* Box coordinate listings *
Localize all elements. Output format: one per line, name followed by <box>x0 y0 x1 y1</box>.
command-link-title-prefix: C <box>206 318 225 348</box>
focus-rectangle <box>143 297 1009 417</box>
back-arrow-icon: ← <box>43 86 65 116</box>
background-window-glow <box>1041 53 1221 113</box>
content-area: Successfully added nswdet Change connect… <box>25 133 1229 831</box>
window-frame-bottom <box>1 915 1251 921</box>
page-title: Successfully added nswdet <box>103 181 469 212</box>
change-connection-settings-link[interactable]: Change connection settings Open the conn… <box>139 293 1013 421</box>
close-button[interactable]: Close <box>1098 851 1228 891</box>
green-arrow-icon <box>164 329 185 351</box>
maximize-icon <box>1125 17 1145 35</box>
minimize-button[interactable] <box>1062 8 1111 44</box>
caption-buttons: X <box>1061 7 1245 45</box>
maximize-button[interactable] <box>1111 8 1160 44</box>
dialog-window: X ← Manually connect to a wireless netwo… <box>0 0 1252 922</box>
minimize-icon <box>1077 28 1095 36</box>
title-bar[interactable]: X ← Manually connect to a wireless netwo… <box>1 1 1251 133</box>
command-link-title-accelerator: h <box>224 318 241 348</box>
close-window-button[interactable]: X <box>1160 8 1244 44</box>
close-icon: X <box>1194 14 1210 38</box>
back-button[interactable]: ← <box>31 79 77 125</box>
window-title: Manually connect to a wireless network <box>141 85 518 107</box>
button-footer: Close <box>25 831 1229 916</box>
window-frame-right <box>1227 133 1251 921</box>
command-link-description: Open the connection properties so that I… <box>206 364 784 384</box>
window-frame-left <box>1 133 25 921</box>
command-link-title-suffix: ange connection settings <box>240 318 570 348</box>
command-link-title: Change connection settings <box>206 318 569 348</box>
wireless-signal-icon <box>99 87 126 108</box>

---

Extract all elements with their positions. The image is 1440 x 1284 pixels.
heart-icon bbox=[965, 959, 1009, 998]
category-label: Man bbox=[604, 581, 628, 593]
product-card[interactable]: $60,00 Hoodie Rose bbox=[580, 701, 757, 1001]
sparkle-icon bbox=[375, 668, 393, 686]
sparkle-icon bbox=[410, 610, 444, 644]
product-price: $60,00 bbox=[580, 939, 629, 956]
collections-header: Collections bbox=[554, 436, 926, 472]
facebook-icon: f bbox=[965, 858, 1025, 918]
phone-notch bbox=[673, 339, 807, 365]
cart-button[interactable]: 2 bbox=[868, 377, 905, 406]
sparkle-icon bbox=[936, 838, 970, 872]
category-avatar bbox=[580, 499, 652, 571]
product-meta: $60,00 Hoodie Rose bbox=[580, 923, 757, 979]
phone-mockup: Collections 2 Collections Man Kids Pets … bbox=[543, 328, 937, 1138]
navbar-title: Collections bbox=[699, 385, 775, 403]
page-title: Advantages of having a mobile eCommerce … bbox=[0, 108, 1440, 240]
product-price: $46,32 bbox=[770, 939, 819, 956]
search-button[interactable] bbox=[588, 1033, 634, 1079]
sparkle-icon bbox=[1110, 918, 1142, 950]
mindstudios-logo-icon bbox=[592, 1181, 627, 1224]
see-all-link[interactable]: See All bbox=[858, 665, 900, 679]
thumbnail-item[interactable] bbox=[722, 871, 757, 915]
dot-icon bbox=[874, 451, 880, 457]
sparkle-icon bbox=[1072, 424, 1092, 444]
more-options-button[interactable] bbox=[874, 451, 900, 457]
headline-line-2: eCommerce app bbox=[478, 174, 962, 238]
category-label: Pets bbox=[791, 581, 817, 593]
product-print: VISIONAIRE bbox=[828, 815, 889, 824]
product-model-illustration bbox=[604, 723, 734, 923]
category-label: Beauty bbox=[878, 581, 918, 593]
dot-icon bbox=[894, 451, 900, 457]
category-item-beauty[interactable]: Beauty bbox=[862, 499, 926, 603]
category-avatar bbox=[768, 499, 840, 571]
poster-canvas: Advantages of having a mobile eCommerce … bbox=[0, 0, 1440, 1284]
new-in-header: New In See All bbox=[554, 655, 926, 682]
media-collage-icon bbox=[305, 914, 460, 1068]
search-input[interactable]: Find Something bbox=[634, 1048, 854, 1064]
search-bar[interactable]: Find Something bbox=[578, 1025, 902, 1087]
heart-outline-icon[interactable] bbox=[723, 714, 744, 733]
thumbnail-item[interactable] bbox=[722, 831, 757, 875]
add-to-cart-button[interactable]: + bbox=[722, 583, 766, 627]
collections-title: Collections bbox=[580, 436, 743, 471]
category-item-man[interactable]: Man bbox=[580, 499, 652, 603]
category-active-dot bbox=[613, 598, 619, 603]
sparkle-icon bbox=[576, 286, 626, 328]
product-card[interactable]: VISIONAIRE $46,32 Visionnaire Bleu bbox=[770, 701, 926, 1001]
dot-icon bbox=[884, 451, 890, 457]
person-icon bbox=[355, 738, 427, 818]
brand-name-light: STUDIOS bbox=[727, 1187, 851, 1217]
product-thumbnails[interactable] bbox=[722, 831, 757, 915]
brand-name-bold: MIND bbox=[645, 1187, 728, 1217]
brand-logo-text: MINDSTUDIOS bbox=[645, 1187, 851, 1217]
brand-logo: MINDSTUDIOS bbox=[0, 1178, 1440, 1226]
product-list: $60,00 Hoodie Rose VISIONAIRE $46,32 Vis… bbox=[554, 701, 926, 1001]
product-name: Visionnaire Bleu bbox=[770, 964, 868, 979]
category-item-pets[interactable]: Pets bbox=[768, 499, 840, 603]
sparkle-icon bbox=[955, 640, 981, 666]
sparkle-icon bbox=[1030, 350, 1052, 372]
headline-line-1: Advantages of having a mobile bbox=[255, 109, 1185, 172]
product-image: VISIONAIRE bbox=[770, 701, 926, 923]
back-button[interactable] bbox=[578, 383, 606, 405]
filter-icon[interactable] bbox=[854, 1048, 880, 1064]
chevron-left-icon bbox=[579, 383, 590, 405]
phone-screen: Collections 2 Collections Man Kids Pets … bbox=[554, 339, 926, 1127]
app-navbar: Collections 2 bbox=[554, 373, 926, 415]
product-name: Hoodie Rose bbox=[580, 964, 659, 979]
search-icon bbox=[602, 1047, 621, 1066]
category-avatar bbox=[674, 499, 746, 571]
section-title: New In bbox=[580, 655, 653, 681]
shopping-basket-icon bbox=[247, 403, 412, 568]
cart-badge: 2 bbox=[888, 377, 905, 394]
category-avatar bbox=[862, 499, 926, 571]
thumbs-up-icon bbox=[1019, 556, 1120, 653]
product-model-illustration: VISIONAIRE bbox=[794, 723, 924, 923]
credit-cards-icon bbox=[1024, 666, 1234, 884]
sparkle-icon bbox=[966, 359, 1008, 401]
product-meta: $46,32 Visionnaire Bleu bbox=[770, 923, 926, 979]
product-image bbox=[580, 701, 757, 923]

* * *

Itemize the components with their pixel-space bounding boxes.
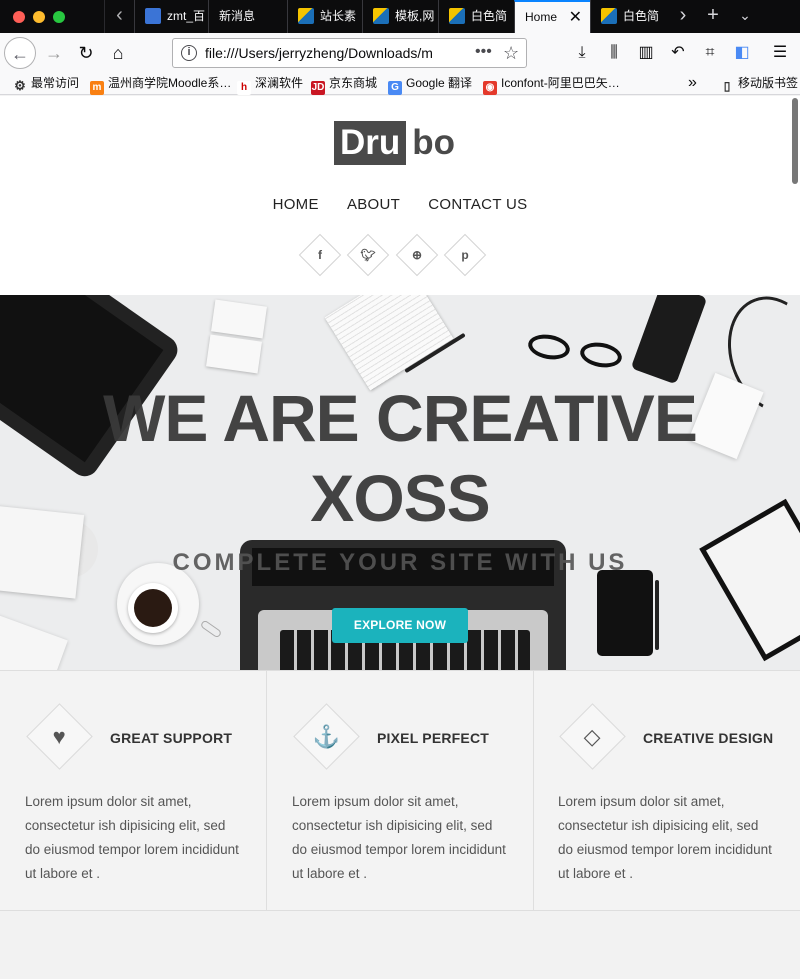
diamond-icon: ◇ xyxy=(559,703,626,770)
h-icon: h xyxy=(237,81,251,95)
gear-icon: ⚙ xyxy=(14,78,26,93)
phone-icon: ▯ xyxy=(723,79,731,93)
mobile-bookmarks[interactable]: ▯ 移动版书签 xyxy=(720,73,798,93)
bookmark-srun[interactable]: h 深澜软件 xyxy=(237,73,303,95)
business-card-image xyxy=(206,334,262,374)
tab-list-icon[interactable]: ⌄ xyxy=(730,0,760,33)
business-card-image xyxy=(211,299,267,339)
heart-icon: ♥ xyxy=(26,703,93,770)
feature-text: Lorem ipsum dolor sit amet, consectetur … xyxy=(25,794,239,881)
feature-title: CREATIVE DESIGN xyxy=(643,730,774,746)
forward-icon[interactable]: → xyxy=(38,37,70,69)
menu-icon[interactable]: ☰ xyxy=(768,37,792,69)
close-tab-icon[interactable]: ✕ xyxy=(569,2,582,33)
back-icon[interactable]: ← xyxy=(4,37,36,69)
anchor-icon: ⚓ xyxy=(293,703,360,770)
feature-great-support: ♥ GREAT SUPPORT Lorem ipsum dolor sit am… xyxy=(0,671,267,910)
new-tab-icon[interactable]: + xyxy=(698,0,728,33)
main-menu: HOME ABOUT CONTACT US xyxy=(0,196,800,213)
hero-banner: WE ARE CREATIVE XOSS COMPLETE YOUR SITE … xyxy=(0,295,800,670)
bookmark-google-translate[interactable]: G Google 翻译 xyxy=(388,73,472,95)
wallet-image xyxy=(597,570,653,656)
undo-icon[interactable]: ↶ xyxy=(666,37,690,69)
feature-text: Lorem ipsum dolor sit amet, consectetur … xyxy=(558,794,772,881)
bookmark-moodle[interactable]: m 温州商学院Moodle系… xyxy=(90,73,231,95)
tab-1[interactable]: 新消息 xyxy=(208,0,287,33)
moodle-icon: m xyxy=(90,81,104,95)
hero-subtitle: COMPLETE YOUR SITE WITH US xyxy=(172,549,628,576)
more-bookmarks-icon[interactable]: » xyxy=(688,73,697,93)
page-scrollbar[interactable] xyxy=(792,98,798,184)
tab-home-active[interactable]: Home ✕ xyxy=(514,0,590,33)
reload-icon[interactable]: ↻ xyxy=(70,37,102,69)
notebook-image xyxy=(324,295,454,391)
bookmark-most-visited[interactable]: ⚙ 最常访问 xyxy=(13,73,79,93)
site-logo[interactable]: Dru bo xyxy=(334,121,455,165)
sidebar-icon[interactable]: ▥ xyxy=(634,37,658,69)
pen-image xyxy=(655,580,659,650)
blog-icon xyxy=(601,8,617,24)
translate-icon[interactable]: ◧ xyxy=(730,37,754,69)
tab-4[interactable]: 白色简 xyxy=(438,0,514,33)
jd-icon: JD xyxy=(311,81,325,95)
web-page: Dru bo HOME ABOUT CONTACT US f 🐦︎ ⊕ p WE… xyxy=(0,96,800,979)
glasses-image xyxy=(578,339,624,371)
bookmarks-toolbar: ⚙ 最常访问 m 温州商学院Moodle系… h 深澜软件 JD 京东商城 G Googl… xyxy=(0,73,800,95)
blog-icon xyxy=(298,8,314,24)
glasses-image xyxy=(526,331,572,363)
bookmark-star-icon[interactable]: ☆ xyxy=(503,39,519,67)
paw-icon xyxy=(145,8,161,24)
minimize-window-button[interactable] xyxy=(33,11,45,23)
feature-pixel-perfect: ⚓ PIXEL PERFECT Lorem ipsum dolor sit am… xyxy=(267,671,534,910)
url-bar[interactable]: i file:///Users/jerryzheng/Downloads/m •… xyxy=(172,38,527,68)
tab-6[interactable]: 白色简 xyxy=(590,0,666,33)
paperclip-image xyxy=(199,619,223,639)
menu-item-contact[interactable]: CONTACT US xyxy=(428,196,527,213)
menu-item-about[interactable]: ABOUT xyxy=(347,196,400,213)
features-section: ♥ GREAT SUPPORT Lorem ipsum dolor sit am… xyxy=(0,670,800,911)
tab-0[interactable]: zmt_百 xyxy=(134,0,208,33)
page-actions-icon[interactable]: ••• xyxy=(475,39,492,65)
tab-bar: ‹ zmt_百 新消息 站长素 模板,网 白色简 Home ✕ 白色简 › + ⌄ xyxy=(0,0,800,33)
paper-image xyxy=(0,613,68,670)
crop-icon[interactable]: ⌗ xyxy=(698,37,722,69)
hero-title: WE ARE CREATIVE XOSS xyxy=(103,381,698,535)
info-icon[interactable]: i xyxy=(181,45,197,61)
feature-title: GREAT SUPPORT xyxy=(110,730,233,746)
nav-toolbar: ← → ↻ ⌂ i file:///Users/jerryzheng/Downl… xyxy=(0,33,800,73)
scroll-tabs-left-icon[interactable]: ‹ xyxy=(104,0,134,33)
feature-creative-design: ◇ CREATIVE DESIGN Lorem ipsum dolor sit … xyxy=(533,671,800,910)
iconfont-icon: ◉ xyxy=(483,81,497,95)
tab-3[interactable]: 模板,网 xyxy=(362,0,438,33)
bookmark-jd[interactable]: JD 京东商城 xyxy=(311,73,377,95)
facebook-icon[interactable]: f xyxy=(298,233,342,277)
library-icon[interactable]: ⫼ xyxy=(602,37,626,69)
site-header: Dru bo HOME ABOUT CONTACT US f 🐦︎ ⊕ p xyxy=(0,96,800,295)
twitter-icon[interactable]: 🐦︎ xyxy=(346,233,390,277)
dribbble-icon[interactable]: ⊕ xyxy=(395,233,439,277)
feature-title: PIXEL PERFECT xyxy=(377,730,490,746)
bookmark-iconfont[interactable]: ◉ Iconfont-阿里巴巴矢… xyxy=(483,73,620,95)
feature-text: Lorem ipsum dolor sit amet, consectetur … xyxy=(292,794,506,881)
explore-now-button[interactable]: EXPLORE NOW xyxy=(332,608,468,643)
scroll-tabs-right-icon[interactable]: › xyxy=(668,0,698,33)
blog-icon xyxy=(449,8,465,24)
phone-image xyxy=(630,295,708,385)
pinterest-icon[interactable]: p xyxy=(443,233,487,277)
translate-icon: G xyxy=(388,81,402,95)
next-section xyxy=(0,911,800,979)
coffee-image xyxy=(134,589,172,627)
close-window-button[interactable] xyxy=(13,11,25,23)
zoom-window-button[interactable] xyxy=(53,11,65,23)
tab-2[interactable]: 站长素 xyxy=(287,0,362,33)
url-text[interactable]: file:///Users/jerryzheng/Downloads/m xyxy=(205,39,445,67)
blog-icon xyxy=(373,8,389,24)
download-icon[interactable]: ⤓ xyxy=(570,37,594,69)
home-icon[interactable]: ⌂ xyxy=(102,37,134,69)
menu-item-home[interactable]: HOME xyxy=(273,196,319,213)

* WHAT TO PRODUCE *
Count the lines in the entries above that contain the string "DESIGN", and reply with that number alone.

* EXERCISE OUTPUT *
2